## The request
Produce a verbatim copy of the entries listed below.

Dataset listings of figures
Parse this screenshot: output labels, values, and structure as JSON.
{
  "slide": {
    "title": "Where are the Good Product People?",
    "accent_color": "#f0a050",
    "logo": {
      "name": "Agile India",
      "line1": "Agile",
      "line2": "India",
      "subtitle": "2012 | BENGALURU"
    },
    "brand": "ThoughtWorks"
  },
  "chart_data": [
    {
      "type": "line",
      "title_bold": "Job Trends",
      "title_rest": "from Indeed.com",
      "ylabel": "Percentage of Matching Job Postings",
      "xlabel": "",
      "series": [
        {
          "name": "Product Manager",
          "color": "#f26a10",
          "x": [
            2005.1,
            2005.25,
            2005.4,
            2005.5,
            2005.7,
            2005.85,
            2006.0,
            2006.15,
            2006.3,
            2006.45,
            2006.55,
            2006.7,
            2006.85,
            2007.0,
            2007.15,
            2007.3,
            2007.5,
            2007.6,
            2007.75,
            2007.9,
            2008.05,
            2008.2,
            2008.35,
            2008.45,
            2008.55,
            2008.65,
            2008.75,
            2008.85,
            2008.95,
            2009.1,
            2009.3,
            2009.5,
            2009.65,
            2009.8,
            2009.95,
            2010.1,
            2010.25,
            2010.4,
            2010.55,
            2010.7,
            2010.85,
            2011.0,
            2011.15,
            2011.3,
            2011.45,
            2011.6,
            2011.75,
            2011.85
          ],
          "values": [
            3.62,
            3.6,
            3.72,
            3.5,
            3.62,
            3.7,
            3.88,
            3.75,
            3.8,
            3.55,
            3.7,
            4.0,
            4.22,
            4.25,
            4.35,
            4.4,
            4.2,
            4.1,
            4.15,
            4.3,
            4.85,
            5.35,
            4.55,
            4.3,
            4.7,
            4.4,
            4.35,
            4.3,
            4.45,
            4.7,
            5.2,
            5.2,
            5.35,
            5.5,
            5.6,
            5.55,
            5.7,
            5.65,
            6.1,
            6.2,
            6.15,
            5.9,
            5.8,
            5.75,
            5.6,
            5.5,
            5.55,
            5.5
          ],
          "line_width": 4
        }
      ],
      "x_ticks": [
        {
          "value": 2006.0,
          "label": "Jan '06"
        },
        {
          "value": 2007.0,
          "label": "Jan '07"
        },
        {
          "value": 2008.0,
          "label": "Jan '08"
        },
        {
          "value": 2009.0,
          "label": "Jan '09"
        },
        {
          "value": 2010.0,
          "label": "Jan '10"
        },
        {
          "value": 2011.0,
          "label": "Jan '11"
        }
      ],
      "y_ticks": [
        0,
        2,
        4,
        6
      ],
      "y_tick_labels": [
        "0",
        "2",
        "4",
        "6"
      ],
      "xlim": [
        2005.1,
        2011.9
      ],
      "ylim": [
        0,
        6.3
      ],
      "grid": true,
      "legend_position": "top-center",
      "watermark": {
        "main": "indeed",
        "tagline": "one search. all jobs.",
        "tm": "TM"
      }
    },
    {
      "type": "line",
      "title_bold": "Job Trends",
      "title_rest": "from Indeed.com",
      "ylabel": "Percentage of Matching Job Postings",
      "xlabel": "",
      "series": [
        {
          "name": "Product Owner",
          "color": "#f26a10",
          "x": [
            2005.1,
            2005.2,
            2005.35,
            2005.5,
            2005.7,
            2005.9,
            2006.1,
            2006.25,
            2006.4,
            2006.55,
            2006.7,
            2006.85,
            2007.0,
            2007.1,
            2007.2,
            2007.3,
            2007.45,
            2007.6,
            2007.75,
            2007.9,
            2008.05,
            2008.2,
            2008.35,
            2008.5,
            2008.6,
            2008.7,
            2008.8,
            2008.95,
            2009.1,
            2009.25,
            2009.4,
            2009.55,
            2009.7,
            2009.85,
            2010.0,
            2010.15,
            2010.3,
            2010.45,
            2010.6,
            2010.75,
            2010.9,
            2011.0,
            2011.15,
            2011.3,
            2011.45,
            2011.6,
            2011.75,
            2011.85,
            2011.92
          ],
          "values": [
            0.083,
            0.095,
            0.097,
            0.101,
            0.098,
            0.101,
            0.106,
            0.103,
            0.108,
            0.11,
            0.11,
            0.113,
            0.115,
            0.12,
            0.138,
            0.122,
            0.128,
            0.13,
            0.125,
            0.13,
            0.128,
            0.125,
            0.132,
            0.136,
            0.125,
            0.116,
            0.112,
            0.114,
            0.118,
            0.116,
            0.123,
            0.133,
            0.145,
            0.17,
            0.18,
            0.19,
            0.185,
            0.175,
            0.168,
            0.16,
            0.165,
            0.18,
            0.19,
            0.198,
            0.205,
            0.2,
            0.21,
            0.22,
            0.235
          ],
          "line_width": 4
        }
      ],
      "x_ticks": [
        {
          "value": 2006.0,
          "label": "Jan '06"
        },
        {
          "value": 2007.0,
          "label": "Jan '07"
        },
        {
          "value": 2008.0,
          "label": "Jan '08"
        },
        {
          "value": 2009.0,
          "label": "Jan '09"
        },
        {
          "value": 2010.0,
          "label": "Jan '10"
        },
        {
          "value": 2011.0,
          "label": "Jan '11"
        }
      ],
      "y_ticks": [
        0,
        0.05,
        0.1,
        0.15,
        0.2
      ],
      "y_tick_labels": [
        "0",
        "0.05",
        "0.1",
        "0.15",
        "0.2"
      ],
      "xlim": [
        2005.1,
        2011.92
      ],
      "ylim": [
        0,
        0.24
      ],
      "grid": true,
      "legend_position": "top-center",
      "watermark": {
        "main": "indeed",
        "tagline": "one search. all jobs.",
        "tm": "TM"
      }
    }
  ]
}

## Final result
Parse this screenshot: output labels, values, and structure as JSON.
{
  "slide": {
    "title": "Where are the Good Product People?",
    "accent_color": "#f0a050",
    "logo": {
      "name": "Agile India",
      "line1": "Agile",
      "line2": "India",
      "subtitle": "2012 | BENGALURU"
    },
    "brand": "ThoughtWorks"
  },
  "chart_data": [
    {
      "type": "line",
      "title_bold": "Job Trends",
      "title_rest": "from Indeed.com",
      "ylabel": "Percentage of Matching Job Postings",
      "xlabel": "",
      "series": [
        {
          "name": "Product Manager",
          "color": "#f26a10",
          "x": [
            2005.1,
            2005.25,
            2005.4,
            2005.5,
            2005.7,
            2005.85,
            2006.0,
            2006.15,
            2006.3,
            2006.45,
            2006.55,
            2006.7,
            2006.85,
            2007.0,
            2007.15,
            2007.3,
            2007.5,
            2007.6,
            2007.75,
            2007.9,
            2008.05,
            2008.2,
            2008.35,
            2008.45,
            2008.55,
            2008.65,
            2008.75,
            2008.85,
            2008.95,
            2009.1,
            2009.3,
            2009.5,
            2009.65,
            2009.8,
            2009.95,
            2010.1,
            2010.25,
            2010.4,
            2010.55,
            2010.7,
            2010.85,
            2011.0,
            2011.15,
            2011.3,
            2011.45,
            2011.6,
            2011.75,
            2011.85
          ],
          "values": [
            3.62,
            3.6,
            3.72,
            3.5,
            3.62,
            3.7,
            3.88,
            3.75,
            3.8,
            3.55,
            3.7,
            4.0,
            4.22,
            4.25,
            4.35,
            4.4,
            4.2,
            4.1,
            4.15,
            4.3,
            4.85,
            5.35,
            4.55,
            4.3,
            4.7,
            4.4,
            4.35,
            4.3,
            4.45,
            4.7,
            5.2,
            5.2,
            5.35,
            5.5,
            5.6,
            5.55,
            5.7,
            5.65,
            6.1,
            6.2,
            6.15,
            5.9,
            5.8,
            5.75,
            5.6,
            5.5,
            5.55,
            5.5
          ],
          "line_width": 4
        }
      ],
      "x_ticks": [
        {
          "value": 2006.0,
          "label": "Jan '06"
        },
        {
          "value": 2007.0,
          "label": "Jan '07"
        },
        {
          "value": 2008.0,
          "label": "Jan '08"
        },
        {
          "value": 2009.0,
          "label": "Jan '09"
        },
        {
          "value": 2010.0,
          "label": "Jan '10"
        },
        {
          "value": 2011.0,
          "label": "Jan '11"
        }
      ],
      "y_ticks": [
        0,
        2,
        4,
        6
      ],
      "y_tick_labels": [
        "0",
        "2",
        "4",
        "6"
      ],
      "xlim": [
        2005.1,
        2011.9
      ],
      "ylim": [
        0,
        6.3
      ],
      "grid": true,
      "legend_position": "top-center",
      "watermark": {
        "main": "indeed",
        "tagline": "one search. all jobs.",
        "tm": "TM"
      }
    },
    {
      "type": "line",
      "title_bold": "Job Trends",
      "title_rest": "from Indeed.com",
      "ylabel": "Percentage of Matching Job Postings",
      "xlabel": "",
      "series": [
        {
          "name": "Product Owner",
          "color": "#f26a10",
          "x": [
            2005.1,
            2005.2,
            2005.35,
            2005.5,
            2005.7,
            2005.9,
            2006.1,
            2006.25,
            2006.4,
            2006.55,
            2006.7,
            2006.85,
            2007.0,
            2007.1,
            2007.2,
            2007.3,
            2007.45,
            2007.6,
            2007.75,
            2007.9,
            2008.05,
            2008.2,
            2008.35,
            2008.5,
            2008.6,
            2008.7,
            2008.8,
            2008.95,
            2009.1,
            2009.25,
            2009.4,
            2009.55,
            2009.7,
            2009.85,
            2010.0,
            2010.15,
            2010.3,
            2010.45,
            2010.6,
            2010.75,
            2010.9,
            2011.0,
            2011.15,
            2011.3,
            2011.45,
            2011.6,
            2011.75,
            2011.85,
            2011.92
          ],
          "values": [
            0.083,
            0.095,
            0.097,
            0.101,
            0.098,
            0.101,
            0.106,
            0.103,
            0.108,
            0.11,
            0.11,
            0.113,
            0.115,
            0.12,
            0.138,
            0.122,
            0.128,
            0.13,
            0.125,
            0.13,
            0.128,
            0.125,
            0.132,
            0.136,
            0.125,
            0.116,
            0.112,
            0.114,
            0.118,
            0.116,
            0.123,
            0.133,
            0.145,
            0.17,
            0.18,
            0.19,
            0.185,
            0.175,
            0.168,
            0.16,
            0.165,
            0.18,
            0.19,
            0.198,
            0.205,
            0.2,
            0.21,
            0.22,
            0.235
          ],
          "line_width": 4
        }
      ],
      "x_ticks": [
        {
          "value": 2006.0,
          "label": "Jan '06"
        },
        {
          "value": 2007.0,
          "label": "Jan '07"
        },
        {
          "value": 2008.0,
          "label": "Jan '08"
        },
        {
          "value": 2009.0,
          "label": "Jan '09"
        },
        {
          "value": 2010.0,
          "label": "Jan '10"
        },
        {
          "value": 2011.0,
          "label": "Jan '11"
        }
      ],
      "y_ticks": [
        0,
        0.05,
        0.1,
        0.15,
        0.2
      ],
      "y_tick_labels": [
        "0",
        "0.05",
        "0.1",
        "0.15",
        "0.2"
      ],
      "xlim": [
        2005.1,
        2011.92
      ],
      "ylim": [
        0,
        0.24
      ],
      "grid": true,
      "legend_position": "top-center",
      "watermark": {
        "main": "indeed",
        "tagline": "one search. all jobs.",
        "tm": "TM"
      }
    }
  ]
}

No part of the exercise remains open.